■ Given exercise ■
Filter for the word "River" and keep each matching line.

■ Stored rows ■
━━━━━━━━━━
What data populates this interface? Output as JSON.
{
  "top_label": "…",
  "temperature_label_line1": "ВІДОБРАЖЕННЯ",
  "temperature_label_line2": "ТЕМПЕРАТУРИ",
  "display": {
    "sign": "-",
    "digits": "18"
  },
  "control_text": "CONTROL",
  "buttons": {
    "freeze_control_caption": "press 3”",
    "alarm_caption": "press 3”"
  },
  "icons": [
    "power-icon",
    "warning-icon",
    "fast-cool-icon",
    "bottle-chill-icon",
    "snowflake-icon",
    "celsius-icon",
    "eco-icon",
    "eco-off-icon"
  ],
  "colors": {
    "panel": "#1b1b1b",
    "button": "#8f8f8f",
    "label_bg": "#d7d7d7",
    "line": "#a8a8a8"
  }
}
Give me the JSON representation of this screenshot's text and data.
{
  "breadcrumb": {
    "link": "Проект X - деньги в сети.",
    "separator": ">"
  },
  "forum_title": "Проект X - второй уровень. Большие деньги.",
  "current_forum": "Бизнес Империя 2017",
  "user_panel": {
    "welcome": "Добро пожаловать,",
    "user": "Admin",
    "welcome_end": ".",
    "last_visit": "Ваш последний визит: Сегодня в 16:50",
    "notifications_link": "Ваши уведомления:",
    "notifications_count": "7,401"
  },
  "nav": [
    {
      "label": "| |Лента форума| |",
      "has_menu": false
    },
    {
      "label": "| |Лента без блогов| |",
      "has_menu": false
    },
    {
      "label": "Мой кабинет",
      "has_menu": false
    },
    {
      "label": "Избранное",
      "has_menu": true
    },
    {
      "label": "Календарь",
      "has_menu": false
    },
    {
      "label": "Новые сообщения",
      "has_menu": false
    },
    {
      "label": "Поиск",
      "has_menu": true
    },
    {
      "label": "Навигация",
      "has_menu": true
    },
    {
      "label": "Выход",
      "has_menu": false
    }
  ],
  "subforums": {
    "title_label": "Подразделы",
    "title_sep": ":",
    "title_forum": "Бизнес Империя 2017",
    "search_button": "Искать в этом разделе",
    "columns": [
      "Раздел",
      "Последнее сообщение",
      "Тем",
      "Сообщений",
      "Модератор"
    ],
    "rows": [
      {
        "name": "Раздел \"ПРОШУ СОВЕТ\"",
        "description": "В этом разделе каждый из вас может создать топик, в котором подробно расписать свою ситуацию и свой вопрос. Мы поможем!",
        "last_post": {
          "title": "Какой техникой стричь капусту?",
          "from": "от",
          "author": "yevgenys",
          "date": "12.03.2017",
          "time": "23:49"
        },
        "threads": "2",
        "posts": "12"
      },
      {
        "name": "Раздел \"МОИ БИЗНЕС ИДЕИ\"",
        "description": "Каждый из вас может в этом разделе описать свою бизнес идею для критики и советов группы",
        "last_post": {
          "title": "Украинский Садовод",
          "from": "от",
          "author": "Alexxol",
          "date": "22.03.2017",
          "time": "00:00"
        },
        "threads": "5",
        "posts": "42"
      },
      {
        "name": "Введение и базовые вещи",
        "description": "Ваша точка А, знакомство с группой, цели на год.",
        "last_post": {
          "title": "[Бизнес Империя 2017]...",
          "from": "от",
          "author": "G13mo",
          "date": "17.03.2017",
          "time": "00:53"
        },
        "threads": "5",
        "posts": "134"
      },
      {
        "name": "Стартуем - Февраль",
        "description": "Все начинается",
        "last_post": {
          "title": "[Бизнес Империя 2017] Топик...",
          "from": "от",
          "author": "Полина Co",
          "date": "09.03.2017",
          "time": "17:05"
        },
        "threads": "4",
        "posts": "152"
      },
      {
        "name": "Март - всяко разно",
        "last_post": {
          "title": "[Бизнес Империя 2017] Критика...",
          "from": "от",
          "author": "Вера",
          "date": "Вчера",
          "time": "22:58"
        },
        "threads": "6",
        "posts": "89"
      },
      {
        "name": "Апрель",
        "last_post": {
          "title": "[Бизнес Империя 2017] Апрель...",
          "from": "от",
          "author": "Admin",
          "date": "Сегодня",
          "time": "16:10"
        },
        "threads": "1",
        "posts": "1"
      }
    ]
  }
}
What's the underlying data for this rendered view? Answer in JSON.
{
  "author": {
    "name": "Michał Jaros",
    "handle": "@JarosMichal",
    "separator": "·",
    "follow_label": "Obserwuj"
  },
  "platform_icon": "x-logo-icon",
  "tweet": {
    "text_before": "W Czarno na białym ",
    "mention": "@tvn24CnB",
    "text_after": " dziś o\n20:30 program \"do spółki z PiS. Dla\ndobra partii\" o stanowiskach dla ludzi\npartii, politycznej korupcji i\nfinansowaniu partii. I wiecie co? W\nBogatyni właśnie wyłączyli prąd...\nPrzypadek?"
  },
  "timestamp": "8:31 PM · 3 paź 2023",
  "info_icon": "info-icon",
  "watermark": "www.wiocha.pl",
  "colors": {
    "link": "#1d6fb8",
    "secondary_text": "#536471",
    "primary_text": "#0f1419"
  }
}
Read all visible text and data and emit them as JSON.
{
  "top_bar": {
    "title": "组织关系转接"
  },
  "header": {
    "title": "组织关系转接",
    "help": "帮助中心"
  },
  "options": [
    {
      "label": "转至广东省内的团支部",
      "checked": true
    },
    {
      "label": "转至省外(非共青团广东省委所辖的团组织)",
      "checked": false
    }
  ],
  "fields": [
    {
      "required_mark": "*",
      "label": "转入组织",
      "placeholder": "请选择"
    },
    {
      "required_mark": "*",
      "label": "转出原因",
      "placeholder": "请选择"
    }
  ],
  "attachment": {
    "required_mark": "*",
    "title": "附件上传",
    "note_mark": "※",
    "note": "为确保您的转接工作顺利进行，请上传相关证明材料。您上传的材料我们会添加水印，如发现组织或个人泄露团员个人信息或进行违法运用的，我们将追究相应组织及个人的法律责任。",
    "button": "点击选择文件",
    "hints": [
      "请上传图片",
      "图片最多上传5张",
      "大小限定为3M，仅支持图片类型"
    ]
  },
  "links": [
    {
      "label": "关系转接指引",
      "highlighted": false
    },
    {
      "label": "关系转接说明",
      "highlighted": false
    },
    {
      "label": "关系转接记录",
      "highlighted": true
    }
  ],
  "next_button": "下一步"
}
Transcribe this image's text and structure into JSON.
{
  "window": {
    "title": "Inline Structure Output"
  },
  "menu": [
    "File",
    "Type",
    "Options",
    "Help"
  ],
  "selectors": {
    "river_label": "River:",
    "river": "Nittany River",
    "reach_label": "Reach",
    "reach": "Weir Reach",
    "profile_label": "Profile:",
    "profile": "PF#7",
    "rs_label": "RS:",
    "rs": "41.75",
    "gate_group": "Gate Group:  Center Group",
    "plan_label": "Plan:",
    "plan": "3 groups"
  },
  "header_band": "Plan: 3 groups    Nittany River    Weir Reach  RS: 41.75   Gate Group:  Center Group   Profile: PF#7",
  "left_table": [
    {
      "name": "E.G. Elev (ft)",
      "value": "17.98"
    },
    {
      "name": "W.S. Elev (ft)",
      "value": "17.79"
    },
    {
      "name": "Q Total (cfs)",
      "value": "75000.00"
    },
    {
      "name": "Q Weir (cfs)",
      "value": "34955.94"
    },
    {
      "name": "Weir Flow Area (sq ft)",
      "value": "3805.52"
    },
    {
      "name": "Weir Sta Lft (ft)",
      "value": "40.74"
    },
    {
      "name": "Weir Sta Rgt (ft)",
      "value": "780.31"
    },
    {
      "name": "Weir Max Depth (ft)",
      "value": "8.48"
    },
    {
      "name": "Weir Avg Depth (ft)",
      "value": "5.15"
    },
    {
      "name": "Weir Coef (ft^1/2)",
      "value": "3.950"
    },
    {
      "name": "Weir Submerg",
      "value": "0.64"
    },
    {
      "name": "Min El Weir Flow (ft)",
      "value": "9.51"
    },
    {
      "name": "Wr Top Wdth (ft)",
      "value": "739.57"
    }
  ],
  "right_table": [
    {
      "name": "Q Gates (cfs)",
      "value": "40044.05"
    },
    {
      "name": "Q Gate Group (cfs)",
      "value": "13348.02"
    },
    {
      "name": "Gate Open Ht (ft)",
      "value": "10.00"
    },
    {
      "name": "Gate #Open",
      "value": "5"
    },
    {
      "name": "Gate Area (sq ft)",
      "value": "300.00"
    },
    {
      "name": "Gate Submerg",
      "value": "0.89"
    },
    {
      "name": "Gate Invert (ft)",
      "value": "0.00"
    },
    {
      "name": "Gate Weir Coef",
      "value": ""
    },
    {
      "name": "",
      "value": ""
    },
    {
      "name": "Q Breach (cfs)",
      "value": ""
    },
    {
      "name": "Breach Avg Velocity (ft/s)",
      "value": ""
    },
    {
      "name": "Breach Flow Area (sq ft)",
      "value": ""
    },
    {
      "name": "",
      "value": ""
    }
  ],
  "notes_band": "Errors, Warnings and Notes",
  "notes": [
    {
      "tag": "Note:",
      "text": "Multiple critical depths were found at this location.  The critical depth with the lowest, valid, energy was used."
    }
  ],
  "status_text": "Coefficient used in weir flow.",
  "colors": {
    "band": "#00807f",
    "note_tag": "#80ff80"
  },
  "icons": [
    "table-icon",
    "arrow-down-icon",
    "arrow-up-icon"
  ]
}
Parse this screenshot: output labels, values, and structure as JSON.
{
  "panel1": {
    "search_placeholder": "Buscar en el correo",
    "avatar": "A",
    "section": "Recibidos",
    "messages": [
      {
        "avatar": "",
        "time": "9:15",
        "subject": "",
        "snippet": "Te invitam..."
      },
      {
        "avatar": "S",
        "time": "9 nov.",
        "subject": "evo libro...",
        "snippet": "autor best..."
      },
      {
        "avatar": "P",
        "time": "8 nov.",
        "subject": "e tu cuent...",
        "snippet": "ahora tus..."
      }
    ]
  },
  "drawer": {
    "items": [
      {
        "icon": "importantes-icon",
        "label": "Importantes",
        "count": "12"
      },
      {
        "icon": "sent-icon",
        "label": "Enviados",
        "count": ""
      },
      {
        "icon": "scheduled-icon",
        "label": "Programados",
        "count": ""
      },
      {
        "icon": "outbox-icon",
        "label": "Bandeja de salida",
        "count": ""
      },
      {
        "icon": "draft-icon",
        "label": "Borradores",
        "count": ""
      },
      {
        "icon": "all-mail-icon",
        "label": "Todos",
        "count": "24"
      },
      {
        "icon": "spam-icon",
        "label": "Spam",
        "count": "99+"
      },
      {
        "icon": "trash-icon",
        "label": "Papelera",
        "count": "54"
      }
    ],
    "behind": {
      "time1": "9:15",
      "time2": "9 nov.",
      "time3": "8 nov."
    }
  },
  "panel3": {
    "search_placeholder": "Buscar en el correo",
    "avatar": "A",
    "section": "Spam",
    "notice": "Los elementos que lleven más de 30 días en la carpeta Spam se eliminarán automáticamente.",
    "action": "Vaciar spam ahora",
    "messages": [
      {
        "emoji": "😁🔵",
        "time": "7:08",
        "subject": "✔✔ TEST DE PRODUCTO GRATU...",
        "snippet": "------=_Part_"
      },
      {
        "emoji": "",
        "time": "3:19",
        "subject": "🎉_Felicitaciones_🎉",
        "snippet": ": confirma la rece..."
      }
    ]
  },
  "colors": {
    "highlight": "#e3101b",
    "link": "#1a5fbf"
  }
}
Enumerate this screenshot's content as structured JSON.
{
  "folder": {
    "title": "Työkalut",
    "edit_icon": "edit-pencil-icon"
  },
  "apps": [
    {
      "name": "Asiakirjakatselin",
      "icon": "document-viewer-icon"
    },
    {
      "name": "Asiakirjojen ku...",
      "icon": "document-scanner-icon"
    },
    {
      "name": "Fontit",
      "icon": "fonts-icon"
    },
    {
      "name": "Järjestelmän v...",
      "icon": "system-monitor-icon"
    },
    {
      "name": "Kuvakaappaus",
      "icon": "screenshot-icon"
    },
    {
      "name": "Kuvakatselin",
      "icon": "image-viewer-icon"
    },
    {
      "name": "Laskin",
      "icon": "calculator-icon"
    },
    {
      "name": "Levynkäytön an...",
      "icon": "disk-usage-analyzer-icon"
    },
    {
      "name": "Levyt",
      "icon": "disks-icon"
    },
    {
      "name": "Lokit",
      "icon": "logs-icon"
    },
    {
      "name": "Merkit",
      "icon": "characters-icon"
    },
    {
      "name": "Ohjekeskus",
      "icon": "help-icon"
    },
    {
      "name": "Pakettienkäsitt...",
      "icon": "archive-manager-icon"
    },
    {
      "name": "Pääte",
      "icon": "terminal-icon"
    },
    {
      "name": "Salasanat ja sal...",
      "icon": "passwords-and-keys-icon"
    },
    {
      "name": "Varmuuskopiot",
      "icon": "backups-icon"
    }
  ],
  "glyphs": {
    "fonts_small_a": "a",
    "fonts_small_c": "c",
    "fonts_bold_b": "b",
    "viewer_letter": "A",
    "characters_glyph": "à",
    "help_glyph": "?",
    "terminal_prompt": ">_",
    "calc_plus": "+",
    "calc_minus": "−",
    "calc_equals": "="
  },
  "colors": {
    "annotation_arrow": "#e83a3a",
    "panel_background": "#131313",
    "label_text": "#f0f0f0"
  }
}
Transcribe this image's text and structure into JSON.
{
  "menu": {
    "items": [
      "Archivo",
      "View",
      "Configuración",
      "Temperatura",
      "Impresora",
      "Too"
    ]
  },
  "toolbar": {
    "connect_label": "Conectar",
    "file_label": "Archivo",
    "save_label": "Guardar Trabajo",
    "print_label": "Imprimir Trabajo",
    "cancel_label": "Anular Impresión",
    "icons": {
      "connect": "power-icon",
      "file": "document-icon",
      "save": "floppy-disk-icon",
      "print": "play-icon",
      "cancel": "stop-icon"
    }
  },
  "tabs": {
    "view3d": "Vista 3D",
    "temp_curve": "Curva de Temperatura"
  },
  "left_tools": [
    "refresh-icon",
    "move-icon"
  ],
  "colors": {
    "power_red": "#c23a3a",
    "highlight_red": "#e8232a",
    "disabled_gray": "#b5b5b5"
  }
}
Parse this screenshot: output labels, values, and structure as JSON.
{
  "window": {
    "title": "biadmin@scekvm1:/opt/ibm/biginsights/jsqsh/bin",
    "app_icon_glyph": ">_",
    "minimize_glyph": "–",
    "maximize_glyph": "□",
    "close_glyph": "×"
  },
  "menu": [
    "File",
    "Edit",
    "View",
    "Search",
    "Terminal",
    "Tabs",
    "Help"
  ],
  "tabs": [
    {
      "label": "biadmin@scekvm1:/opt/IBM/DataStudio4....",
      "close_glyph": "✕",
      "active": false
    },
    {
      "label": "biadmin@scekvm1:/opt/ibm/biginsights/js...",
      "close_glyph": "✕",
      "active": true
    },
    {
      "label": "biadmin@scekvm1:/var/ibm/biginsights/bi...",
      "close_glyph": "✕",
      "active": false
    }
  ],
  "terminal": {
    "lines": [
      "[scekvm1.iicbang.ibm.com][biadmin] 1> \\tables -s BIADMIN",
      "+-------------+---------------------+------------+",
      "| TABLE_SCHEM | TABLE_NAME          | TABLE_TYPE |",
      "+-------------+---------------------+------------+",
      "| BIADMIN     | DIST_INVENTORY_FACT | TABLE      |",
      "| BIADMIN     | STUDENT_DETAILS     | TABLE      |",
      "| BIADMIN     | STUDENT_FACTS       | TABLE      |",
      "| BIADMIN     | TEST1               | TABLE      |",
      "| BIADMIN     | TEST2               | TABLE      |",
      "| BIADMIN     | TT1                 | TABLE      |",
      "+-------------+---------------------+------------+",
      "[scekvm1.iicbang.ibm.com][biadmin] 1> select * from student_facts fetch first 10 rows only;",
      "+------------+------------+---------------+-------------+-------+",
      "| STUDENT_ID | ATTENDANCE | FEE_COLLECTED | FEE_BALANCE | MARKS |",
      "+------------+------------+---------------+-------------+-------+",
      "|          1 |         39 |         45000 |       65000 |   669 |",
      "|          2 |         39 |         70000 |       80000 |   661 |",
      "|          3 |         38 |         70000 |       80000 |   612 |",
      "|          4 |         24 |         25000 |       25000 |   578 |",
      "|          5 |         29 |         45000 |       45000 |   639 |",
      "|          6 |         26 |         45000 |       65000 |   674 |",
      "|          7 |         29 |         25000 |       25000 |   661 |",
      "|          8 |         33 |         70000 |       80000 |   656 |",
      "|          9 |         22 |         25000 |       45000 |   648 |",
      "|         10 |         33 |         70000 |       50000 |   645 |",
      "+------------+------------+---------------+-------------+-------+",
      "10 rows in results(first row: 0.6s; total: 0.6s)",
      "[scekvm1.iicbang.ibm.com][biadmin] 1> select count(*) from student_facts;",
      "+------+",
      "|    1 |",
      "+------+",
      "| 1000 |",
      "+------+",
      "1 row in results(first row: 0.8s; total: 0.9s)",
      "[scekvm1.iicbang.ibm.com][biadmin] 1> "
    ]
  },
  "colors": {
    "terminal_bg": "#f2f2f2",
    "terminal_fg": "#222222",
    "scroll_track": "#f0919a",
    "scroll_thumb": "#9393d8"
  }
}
━━━━━━━━━━
■ Task output ■
    "river_label": "River:",
    "river": "Nittany River",
  "header_band": "Plan: 3 groups    Nittany River    Weir Reach  RS: 41.75   Gate Group:  Center Group   Profile: PF#7",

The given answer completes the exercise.